## Exercise brief
The data below needs to be returned exactly, line for line.

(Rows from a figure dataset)
---*---
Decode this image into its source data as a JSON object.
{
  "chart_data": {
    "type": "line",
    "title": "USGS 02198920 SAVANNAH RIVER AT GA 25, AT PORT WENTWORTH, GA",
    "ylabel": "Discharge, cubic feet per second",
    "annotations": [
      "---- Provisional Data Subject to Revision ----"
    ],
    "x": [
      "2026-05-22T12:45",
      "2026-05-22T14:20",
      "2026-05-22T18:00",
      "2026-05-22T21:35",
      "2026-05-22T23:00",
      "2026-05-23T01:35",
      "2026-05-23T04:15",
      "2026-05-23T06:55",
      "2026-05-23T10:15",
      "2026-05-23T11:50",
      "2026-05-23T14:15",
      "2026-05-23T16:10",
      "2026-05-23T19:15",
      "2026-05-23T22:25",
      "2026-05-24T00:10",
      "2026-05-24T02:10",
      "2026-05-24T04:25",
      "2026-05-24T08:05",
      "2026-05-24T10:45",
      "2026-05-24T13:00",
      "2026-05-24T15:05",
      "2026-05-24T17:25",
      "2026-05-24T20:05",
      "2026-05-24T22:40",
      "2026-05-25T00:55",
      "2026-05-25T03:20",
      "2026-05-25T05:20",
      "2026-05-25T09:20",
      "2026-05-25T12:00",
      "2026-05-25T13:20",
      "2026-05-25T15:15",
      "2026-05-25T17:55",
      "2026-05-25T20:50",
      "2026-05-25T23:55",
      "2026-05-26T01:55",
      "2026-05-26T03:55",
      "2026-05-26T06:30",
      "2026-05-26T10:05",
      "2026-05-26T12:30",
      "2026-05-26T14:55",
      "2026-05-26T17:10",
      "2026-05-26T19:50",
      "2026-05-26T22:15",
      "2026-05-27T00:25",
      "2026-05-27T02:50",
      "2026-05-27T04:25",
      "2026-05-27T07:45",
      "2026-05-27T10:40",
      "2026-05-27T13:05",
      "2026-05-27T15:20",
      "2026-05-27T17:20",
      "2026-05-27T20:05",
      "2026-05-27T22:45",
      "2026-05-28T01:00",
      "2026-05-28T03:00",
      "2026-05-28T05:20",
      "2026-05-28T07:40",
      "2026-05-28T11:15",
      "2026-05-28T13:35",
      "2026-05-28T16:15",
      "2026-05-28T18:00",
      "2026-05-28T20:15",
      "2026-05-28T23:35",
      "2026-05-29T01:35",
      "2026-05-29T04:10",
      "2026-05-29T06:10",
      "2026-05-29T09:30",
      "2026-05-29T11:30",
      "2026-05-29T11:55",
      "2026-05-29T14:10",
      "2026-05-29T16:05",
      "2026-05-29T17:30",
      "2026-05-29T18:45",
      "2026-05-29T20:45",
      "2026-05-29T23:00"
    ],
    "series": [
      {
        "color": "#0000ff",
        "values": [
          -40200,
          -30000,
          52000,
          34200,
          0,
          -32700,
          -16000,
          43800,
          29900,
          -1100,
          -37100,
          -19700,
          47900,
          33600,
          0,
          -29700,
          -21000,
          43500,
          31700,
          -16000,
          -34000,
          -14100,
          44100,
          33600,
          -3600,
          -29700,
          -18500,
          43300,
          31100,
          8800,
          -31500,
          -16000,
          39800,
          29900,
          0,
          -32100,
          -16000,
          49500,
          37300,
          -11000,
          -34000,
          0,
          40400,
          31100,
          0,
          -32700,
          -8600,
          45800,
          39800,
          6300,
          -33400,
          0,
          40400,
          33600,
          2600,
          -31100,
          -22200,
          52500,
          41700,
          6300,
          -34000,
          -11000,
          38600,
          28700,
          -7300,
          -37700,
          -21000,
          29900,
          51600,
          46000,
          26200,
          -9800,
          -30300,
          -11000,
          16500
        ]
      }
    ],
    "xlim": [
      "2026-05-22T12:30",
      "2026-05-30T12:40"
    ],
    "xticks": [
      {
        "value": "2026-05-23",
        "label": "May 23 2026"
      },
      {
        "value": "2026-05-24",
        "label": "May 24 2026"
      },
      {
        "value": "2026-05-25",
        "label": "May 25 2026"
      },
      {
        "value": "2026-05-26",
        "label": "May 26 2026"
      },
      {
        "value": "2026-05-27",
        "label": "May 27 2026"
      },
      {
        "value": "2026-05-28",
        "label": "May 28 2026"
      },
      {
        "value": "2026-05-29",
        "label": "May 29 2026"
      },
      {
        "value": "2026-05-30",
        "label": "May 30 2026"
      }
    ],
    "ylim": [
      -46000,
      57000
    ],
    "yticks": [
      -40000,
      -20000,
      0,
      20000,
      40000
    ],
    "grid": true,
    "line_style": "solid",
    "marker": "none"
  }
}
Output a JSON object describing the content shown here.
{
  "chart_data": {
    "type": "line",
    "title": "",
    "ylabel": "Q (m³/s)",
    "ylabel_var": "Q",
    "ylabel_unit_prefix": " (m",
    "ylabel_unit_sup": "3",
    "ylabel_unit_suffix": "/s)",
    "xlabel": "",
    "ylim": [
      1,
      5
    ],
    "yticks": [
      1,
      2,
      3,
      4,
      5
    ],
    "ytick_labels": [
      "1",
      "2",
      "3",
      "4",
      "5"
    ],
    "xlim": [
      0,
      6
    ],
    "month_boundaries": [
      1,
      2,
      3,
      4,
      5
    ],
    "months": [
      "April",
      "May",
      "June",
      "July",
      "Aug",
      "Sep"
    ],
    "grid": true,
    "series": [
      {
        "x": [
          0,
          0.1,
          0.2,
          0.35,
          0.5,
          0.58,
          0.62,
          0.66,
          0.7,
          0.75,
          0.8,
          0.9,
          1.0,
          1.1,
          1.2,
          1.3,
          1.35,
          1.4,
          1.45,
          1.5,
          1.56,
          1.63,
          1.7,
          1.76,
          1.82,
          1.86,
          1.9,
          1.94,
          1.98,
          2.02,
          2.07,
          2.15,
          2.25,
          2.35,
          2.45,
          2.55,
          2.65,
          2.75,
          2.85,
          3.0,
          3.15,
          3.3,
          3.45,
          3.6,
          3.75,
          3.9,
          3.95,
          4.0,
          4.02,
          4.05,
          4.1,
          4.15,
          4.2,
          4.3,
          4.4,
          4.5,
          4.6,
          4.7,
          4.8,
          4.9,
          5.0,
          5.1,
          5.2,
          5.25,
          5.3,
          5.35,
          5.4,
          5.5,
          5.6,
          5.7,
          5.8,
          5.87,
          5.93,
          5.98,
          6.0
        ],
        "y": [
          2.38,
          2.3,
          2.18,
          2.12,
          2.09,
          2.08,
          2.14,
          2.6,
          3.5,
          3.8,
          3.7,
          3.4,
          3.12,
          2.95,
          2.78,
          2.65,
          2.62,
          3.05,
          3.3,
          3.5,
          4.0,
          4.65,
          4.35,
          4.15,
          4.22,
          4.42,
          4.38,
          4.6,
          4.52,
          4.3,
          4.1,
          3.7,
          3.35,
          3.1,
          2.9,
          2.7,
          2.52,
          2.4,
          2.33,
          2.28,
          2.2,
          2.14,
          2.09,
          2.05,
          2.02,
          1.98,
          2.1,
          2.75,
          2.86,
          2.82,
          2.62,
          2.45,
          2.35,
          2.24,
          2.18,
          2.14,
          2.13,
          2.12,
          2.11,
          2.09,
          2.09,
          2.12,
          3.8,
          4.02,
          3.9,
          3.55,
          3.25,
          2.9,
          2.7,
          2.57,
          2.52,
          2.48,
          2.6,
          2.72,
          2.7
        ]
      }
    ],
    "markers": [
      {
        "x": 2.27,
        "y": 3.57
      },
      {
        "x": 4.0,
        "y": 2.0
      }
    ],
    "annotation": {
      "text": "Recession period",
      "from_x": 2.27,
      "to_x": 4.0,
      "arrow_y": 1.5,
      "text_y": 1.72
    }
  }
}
---*---
## The solution
Decode this image into its source data as a JSON object.
{
  "chart_data": {
    "type": "line",
    "title": "USGS 02198920 SAVANNAH RIVER AT GA 25, AT PORT WENTWORTH, GA",
    "ylabel": "Discharge, cubic feet per second",
    "annotations": [
      "---- Provisional Data Subject to Revision ----"
    ],
    "x": [
      "2026-05-22T12:45",
      "2026-05-22T14:20",
      "2026-05-22T18:00",
      "2026-05-22T21:35",
      "2026-05-22T23:00",
      "2026-05-23T01:35",
      "2026-05-23T04:15",
      "2026-05-23T06:55",
      "2026-05-23T10:15",
      "2026-05-23T11:50",
      "2026-05-23T14:15",
      "2026-05-23T16:10",
      "2026-05-23T19:15",
      "2026-05-23T22:25",
      "2026-05-24T00:10",
      "2026-05-24T02:10",
      "2026-05-24T04:25",
      "2026-05-24T08:05",
      "2026-05-24T10:45",
      "2026-05-24T13:00",
      "2026-05-24T15:05",
      "2026-05-24T17:25",
      "2026-05-24T20:05",
      "2026-05-24T22:40",
      "2026-05-25T00:55",
      "2026-05-25T03:20",
      "2026-05-25T05:20",
      "2026-05-25T09:20",
      "2026-05-25T12:00",
      "2026-05-25T13:20",
      "2026-05-25T15:15",
      "2026-05-25T17:55",
      "2026-05-25T20:50",
      "2026-05-25T23:55",
      "2026-05-26T01:55",
      "2026-05-26T03:55",
      "2026-05-26T06:30",
      "2026-05-26T10:05",
      "2026-05-26T12:30",
      "2026-05-26T14:55",
      "2026-05-26T17:10",
      "2026-05-26T19:50",
      "2026-05-26T22:15",
      "2026-05-27T00:25",
      "2026-05-27T02:50",
      "2026-05-27T04:25",
      "2026-05-27T07:45",
      "2026-05-27T10:40",
      "2026-05-27T13:05",
      "2026-05-27T15:20",
      "2026-05-27T17:20",
      "2026-05-27T20:05",
      "2026-05-27T22:45",
      "2026-05-28T01:00",
      "2026-05-28T03:00",
      "2026-05-28T05:20",
      "2026-05-28T07:40",
      "2026-05-28T11:15",
      "2026-05-28T13:35",
      "2026-05-28T16:15",
      "2026-05-28T18:00",
      "2026-05-28T20:15",
      "2026-05-28T23:35",
      "2026-05-29T01:35",
      "2026-05-29T04:10",
      "2026-05-29T06:10",
      "2026-05-29T09:30",
      "2026-05-29T11:30",
      "2026-05-29T11:55",
      "2026-05-29T14:10",
      "2026-05-29T16:05",
      "2026-05-29T17:30",
      "2026-05-29T18:45",
      "2026-05-29T20:45",
      "2026-05-29T23:00"
    ],
    "series": [
      {
        "color": "#0000ff",
        "values": [
          -40200,
          -30000,
          52000,
          34200,
          0,
          -32700,
          -16000,
          43800,
          29900,
          -1100,
          -37100,
          -19700,
          47900,
          33600,
          0,
          -29700,
          -21000,
          43500,
          31700,
          -16000,
          -34000,
          -14100,
          44100,
          33600,
          -3600,
          -29700,
          -18500,
          43300,
          31100,
          8800,
          -31500,
          -16000,
          39800,
          29900,
          0,
          -32100,
          -16000,
          49500,
          37300,
          -11000,
          -34000,
          0,
          40400,
          31100,
          0,
          -32700,
          -8600,
          45800,
          39800,
          6300,
          -33400,
          0,
          40400,
          33600,
          2600,
          -31100,
          -22200,
          52500,
          41700,
          6300,
          -34000,
          -11000,
          38600,
          28700,
          -7300,
          -37700,
          -21000,
          29900,
          51600,
          46000,
          26200,
          -9800,
          -30300,
          -11000,
          16500
        ]
      }
    ],
    "xlim": [
      "2026-05-22T12:30",
      "2026-05-30T12:40"
    ],
    "xticks": [
      {
        "value": "2026-05-23",
        "label": "May 23 2026"
      },
      {
        "value": "2026-05-24",
        "label": "May 24 2026"
      },
      {
        "value": "2026-05-25",
        "label": "May 25 2026"
      },
      {
        "value": "2026-05-26",
        "label": "May 26 2026"
      },
      {
        "value": "2026-05-27",
        "label": "May 27 2026"
      },
      {
        "value": "2026-05-28",
        "label": "May 28 2026"
      },
      {
        "value": "2026-05-29",
        "label": "May 29 2026"
      },
      {
        "value": "2026-05-30",
        "label": "May 30 2026"
      }
    ],
    "ylim": [
      -46000,
      57000
    ],
    "yticks": [
      -40000,
      -20000,
      0,
      20000,
      40000
    ],
    "grid": true,
    "line_style": "solid",
    "marker": "none"
  }
}
Output a JSON object describing the content shown here.
{
  "chart_data": {
    "type": "line",
    "title": "",
    "ylabel": "Q (m³/s)",
    "ylabel_var": "Q",
    "ylabel_unit_prefix": " (m",
    "ylabel_unit_sup": "3",
    "ylabel_unit_suffix": "/s)",
    "xlabel": "",
    "ylim": [
      1,
      5
    ],
    "yticks": [
      1,
      2,
      3,
      4,
      5
    ],
    "ytick_labels": [
      "1",
      "2",
      "3",
      "4",
      "5"
    ],
    "xlim": [
      0,
      6
    ],
    "month_boundaries": [
      1,
      2,
      3,
      4,
      5
    ],
    "months": [
      "April",
      "May",
      "June",
      "July",
      "Aug",
      "Sep"
    ],
    "grid": true,
    "series": [
      {
        "x": [
          0,
          0.1,
          0.2,
          0.35,
          0.5,
          0.58,
          0.62,
          0.66,
          0.7,
          0.75,
          0.8,
          0.9,
          1.0,
          1.1,
          1.2,
          1.3,
          1.35,
          1.4,
          1.45,
          1.5,
          1.56,
          1.63,
          1.7,
          1.76,
          1.82,
          1.86,
          1.9,
          1.94,
          1.98,
          2.02,
          2.07,
          2.15,
          2.25,
          2.35,
          2.45,
          2.55,
          2.65,
          2.75,
          2.85,
          3.0,
          3.15,
          3.3,
          3.45,
          3.6,
          3.75,
          3.9,
          3.95,
          4.0,
          4.02,
          4.05,
          4.1,
          4.15,
          4.2,
          4.3,
          4.4,
          4.5,
          4.6,
          4.7,
          4.8,
          4.9,
          5.0,
          5.1,
          5.2,
          5.25,
          5.3,
          5.35,
          5.4,
          5.5,
          5.6,
          5.7,
          5.8,
          5.87,
          5.93,
          5.98,
          6.0
        ],
        "y": [
          2.38,
          2.3,
          2.18,
          2.12,
          2.09,
          2.08,
          2.14,
          2.6,
          3.5,
          3.8,
          3.7,
          3.4,
          3.12,
          2.95,
          2.78,
          2.65,
          2.62,
          3.05,
          3.3,
          3.5,
          4.0,
          4.65,
          4.35,
          4.15,
          4.22,
          4.42,
          4.38,
          4.6,
          4.52,
          4.3,
          4.1,
          3.7,
          3.35,
          3.1,
          2.9,
          2.7,
          2.52,
          2.4,
          2.33,
          2.28,
          2.2,
          2.14,
          2.09,
          2.05,
          2.02,
          1.98,
          2.1,
          2.75,
          2.86,
          2.82,
          2.62,
          2.45,
          2.35,
          2.24,
          2.18,
          2.14,
          2.13,
          2.12,
          2.11,
          2.09,
          2.09,
          2.12,
          3.8,
          4.02,
          3.9,
          3.55,
          3.25,
          2.9,
          2.7,
          2.57,
          2.52,
          2.48,
          2.6,
          2.72,
          2.7
        ]
      }
    ],
    "markers": [
      {
        "x": 2.27,
        "y": 3.57
      },
      {
        "x": 4.0,
        "y": 2.0
      }
    ],
    "annotation": {
      "text": "Recession period",
      "from_x": 2.27,
      "to_x": 4.0,
      "arrow_y": 1.5,
      "text_y": 1.72
    }
  }
}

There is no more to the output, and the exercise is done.